Return all of the entries exactly as written.

══ Supplied records

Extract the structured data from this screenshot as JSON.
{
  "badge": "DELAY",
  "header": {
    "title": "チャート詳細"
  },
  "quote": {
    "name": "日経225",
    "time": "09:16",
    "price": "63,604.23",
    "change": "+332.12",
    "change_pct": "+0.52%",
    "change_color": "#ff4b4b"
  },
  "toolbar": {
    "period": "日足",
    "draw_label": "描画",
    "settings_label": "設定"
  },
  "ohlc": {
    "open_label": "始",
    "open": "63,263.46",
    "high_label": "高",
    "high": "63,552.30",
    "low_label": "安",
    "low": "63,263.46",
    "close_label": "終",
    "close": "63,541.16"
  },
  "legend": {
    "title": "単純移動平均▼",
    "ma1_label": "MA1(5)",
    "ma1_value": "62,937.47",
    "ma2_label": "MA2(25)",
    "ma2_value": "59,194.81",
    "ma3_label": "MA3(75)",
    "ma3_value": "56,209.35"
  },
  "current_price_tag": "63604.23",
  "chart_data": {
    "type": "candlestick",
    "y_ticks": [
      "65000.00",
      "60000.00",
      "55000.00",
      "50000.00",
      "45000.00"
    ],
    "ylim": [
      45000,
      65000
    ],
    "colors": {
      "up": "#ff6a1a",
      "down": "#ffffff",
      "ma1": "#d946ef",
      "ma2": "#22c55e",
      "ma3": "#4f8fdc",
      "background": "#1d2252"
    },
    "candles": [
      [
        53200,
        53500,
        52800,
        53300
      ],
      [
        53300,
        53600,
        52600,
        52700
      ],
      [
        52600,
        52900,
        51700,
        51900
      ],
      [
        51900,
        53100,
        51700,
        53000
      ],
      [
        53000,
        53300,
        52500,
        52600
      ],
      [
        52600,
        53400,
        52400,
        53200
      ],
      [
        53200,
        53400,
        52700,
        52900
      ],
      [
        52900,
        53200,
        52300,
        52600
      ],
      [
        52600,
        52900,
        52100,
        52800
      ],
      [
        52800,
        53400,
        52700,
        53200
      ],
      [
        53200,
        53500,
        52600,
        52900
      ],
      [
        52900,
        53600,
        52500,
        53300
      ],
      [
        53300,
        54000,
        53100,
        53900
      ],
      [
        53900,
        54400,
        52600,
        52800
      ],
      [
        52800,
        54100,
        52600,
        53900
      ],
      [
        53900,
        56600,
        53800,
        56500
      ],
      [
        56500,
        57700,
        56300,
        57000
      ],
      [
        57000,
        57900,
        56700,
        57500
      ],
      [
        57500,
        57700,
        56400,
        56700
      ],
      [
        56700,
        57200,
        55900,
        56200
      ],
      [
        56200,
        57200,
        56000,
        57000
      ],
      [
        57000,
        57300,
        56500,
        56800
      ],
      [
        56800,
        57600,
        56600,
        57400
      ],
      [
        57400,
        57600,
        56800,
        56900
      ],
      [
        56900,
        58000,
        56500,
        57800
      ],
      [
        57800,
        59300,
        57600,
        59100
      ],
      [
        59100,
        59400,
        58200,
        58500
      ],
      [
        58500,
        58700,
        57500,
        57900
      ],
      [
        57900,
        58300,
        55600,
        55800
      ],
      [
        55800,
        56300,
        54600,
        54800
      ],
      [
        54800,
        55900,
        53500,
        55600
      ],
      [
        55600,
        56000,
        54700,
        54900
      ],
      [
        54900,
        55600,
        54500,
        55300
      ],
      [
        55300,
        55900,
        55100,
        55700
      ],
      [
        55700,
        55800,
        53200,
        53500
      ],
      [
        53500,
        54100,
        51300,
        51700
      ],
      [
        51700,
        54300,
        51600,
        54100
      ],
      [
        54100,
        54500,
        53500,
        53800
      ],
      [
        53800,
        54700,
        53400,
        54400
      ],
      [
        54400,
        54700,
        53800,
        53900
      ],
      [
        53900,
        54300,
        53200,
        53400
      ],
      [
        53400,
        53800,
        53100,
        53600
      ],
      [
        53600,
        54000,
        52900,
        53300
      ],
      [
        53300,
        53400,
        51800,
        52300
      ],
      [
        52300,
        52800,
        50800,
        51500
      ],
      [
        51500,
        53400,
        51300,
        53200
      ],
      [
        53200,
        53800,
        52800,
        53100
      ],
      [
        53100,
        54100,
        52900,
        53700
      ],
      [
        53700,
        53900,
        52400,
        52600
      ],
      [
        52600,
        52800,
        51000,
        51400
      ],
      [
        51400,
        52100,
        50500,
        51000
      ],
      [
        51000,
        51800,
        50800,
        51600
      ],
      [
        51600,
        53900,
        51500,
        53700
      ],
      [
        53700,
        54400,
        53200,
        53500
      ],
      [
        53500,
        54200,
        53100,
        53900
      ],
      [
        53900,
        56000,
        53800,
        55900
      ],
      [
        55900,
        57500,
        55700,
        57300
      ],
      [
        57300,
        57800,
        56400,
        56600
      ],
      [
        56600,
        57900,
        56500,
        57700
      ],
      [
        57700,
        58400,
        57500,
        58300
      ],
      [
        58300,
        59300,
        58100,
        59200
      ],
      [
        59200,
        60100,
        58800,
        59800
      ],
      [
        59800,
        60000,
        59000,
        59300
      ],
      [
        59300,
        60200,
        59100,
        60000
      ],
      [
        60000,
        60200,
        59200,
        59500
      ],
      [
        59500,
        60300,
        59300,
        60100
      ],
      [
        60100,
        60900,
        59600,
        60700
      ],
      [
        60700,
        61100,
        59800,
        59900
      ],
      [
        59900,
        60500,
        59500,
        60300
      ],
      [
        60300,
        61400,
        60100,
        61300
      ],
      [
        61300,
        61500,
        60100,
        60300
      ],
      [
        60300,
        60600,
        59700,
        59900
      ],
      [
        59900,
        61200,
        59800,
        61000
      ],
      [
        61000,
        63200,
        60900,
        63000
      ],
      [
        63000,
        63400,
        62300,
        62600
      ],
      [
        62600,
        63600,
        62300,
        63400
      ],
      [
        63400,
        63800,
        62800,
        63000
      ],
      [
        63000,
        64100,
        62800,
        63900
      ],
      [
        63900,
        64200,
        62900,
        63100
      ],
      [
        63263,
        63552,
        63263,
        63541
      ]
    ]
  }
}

════

_Complete answer_:
Extract the structured data from this screenshot as JSON.
{
  "badge": "DELAY",
  "header": {
    "title": "チャート詳細"
  },
  "quote": {
    "name": "日経225",
    "time": "09:16",
    "price": "63,604.23",
    "change": "+332.12",
    "change_pct": "+0.52%",
    "change_color": "#ff4b4b"
  },
  "toolbar": {
    "period": "日足",
    "draw_label": "描画",
    "settings_label": "設定"
  },
  "ohlc": {
    "open_label": "始",
    "open": "63,263.46",
    "high_label": "高",
    "high": "63,552.30",
    "low_label": "安",
    "low": "63,263.46",
    "close_label": "終",
    "close": "63,541.16"
  },
  "legend": {
    "title": "単純移動平均▼",
    "ma1_label": "MA1(5)",
    "ma1_value": "62,937.47",
    "ma2_label": "MA2(25)",
    "ma2_value": "59,194.81",
    "ma3_label": "MA3(75)",
    "ma3_value": "56,209.35"
  },
  "current_price_tag": "63604.23",
  "chart_data": {
    "type": "candlestick",
    "y_ticks": [
      "65000.00",
      "60000.00",
      "55000.00",
      "50000.00",
      "45000.00"
    ],
    "ylim": [
      45000,
      65000
    ],
    "colors": {
      "up": "#ff6a1a",
      "down": "#ffffff",
      "ma1": "#d946ef",
      "ma2": "#22c55e",
      "ma3": "#4f8fdc",
      "background": "#1d2252"
    },
    "candles": [
      [
        53200,
        53500,
        52800,
        53300
      ],
      [
        53300,
        53600,
        52600,
        52700
      ],
      [
        52600,
        52900,
        51700,
        51900
      ],
      [
        51900,
        53100,
        51700,
        53000
      ],
      [
        53000,
        53300,
        52500,
        52600
      ],
      [
        52600,
        53400,
        52400,
        53200
      ],
      [
        53200,
        53400,
        52700,
        52900
      ],
      [
        52900,
        53200,
        52300,
        52600
      ],
      [
        52600,
        52900,
        52100,
        52800
      ],
      [
        52800,
        53400,
        52700,
        53200
      ],
      [
        53200,
        53500,
        52600,
        52900
      ],
      [
        52900,
        53600,
        52500,
        53300
      ],
      [
        53300,
        54000,
        53100,
        53900
      ],
      [
        53900,
        54400,
        52600,
        52800
      ],
      [
        52800,
        54100,
        52600,
        53900
      ],
      [
        53900,
        56600,
        53800,
        56500
      ],
      [
        56500,
        57700,
        56300,
        57000
      ],
      [
        57000,
        57900,
        56700,
        57500
      ],
      [
        57500,
        57700,
        56400,
        56700
      ],
      [
        56700,
        57200,
        55900,
        56200
      ],
      [
        56200,
        57200,
        56000,
        57000
      ],
      [
        57000,
        57300,
        56500,
        56800
      ],
      [
        56800,
        57600,
        56600,
        57400
      ],
      [
        57400,
        57600,
        56800,
        56900
      ],
      [
        56900,
        58000,
        56500,
        57800
      ],
      [
        57800,
        59300,
        57600,
        59100
      ],
      [
        59100,
        59400,
        58200,
        58500
      ],
      [
        58500,
        58700,
        57500,
        57900
      ],
      [
        57900,
        58300,
        55600,
        55800
      ],
      [
        55800,
        56300,
        54600,
        54800
      ],
      [
        54800,
        55900,
        53500,
        55600
      ],
      [
        55600,
        56000,
        54700,
        54900
      ],
      [
        54900,
        55600,
        54500,
        55300
      ],
      [
        55300,
        55900,
        55100,
        55700
      ],
      [
        55700,
        55800,
        53200,
        53500
      ],
      [
        53500,
        54100,
        51300,
        51700
      ],
      [
        51700,
        54300,
        51600,
        54100
      ],
      [
        54100,
        54500,
        53500,
        53800
      ],
      [
        53800,
        54700,
        53400,
        54400
      ],
      [
        54400,
        54700,
        53800,
        53900
      ],
      [
        53900,
        54300,
        53200,
        53400
      ],
      [
        53400,
        53800,
        53100,
        53600
      ],
      [
        53600,
        54000,
        52900,
        53300
      ],
      [
        53300,
        53400,
        51800,
        52300
      ],
      [
        52300,
        52800,
        50800,
        51500
      ],
      [
        51500,
        53400,
        51300,
        53200
      ],
      [
        53200,
        53800,
        52800,
        53100
      ],
      [
        53100,
        54100,
        52900,
        53700
      ],
      [
        53700,
        53900,
        52400,
        52600
      ],
      [
        52600,
        52800,
        51000,
        51400
      ],
      [
        51400,
        52100,
        50500,
        51000
      ],
      [
        51000,
        51800,
        50800,
        51600
      ],
      [
        51600,
        53900,
        51500,
        53700
      ],
      [
        53700,
        54400,
        53200,
        53500
      ],
      [
        53500,
        54200,
        53100,
        53900
      ],
      [
        53900,
        56000,
        53800,
        55900
      ],
      [
        55900,
        57500,
        55700,
        57300
      ],
      [
        57300,
        57800,
        56400,
        56600
      ],
      [
        56600,
        57900,
        56500,
        57700
      ],
      [
        57700,
        58400,
        57500,
        58300
      ],
      [
        58300,
        59300,
        58100,
        59200
      ],
      [
        59200,
        60100,
        58800,
        59800
      ],
      [
        59800,
        60000,
        59000,
        59300
      ],
      [
        59300,
        60200,
        59100,
        60000
      ],
      [
        60000,
        60200,
        59200,
        59500
      ],
      [
        59500,
        60300,
        59300,
        60100
      ],
      [
        60100,
        60900,
        59600,
        60700
      ],
      [
        60700,
        61100,
        59800,
        59900
      ],
      [
        59900,
        60500,
        59500,
        60300
      ],
      [
        60300,
        61400,
        60100,
        61300
      ],
      [
        61300,
        61500,
        60100,
        60300
      ],
      [
        60300,
        60600,
        59700,
        59900
      ],
      [
        59900,
        61200,
        59800,
        61000
      ],
      [
        61000,
        63200,
        60900,
        63000
      ],
      [
        63000,
        63400,
        62300,
        62600
      ],
      [
        62600,
        63600,
        62300,
        63400
      ],
      [
        63400,
        63800,
        62800,
        63000
      ],
      [
        63000,
        64100,
        62800,
        63900
      ],
      [
        63900,
        64200,
        62900,
        63100
      ],
      [
        63263,
        63552,
        63263,
        63541
      ]
    ]
  }
}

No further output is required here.